::: RECORDS FOR THIS TASK :::

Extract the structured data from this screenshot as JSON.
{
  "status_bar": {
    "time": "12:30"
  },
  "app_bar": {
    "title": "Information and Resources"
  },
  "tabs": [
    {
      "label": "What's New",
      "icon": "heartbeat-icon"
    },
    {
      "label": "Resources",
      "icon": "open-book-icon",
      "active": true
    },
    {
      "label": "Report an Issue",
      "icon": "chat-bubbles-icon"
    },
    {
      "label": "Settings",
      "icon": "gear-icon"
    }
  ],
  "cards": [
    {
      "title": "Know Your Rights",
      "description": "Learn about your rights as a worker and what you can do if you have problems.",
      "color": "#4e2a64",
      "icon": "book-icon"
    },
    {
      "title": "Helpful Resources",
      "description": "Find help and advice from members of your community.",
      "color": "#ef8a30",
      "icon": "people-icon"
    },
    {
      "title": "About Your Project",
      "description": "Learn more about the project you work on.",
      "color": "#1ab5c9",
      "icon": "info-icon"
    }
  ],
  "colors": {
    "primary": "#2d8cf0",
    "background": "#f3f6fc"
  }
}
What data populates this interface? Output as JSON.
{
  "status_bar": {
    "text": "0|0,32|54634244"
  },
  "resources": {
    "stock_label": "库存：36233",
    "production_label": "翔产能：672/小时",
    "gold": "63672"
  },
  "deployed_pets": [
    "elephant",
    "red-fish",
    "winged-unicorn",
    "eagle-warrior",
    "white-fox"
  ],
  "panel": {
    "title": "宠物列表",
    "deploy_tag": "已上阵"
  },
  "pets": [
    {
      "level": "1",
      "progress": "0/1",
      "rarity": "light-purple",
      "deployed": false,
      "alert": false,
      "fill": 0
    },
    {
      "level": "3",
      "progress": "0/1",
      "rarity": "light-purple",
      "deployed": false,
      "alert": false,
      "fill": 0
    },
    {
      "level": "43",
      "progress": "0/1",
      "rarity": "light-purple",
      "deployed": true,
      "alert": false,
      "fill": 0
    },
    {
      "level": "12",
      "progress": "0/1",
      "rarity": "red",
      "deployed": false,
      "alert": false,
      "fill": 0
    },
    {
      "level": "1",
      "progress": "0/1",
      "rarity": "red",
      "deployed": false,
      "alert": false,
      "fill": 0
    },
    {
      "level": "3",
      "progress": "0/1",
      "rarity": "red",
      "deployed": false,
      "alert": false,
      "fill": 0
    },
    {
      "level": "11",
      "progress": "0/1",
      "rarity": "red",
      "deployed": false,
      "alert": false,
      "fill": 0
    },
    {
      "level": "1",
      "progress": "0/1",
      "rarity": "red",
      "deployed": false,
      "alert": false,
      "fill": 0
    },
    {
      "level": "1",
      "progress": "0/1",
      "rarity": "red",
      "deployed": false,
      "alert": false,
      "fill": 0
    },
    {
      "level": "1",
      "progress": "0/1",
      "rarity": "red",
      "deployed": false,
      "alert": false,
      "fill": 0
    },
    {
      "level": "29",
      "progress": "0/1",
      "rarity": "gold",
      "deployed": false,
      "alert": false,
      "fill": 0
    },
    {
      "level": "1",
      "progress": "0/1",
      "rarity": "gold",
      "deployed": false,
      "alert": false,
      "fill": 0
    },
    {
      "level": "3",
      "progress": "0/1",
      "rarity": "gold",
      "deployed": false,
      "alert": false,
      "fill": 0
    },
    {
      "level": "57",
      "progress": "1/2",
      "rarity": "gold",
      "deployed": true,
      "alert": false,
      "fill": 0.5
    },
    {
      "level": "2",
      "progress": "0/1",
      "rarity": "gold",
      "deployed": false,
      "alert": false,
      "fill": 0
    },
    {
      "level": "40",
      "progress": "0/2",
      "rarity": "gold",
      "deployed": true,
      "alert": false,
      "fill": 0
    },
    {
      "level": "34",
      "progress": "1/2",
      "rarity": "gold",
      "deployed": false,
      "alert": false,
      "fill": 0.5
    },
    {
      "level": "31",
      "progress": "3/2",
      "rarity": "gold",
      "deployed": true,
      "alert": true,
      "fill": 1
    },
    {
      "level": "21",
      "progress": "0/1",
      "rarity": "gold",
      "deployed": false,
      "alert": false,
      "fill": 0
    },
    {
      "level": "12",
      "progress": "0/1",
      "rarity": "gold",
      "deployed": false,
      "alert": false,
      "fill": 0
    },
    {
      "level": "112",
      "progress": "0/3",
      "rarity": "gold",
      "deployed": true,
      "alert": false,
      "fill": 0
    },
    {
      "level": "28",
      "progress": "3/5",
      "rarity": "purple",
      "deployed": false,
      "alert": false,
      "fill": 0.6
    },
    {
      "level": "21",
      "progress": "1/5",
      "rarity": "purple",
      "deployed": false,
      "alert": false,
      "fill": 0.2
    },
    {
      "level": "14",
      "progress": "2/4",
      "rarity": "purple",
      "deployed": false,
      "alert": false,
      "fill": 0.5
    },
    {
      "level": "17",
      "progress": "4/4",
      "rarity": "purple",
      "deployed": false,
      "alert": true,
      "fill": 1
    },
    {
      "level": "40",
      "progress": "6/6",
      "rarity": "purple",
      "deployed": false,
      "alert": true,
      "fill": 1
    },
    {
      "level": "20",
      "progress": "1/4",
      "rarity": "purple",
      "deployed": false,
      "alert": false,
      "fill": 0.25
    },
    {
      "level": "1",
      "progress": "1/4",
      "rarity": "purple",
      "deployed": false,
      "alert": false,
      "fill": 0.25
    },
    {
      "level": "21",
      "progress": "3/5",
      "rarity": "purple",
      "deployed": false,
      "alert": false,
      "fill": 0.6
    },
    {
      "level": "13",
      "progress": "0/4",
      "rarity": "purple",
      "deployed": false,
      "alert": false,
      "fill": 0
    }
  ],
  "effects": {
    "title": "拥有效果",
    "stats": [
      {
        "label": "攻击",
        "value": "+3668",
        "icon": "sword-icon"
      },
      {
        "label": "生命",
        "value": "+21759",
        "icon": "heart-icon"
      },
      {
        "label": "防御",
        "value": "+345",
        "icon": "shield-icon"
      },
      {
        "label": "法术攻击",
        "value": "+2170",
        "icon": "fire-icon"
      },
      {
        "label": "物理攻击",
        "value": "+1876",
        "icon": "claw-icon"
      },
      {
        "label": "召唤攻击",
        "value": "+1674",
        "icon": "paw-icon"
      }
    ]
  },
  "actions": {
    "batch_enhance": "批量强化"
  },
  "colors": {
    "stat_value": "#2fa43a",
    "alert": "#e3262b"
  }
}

:::

- [SHORT TASK]:
Locate the lines above that contain "from" and copy them.

- [COMPLETED TASK]:
Extract the structured data from this screenshot as JSON.
      "description": "Find help and advice from members of your community.",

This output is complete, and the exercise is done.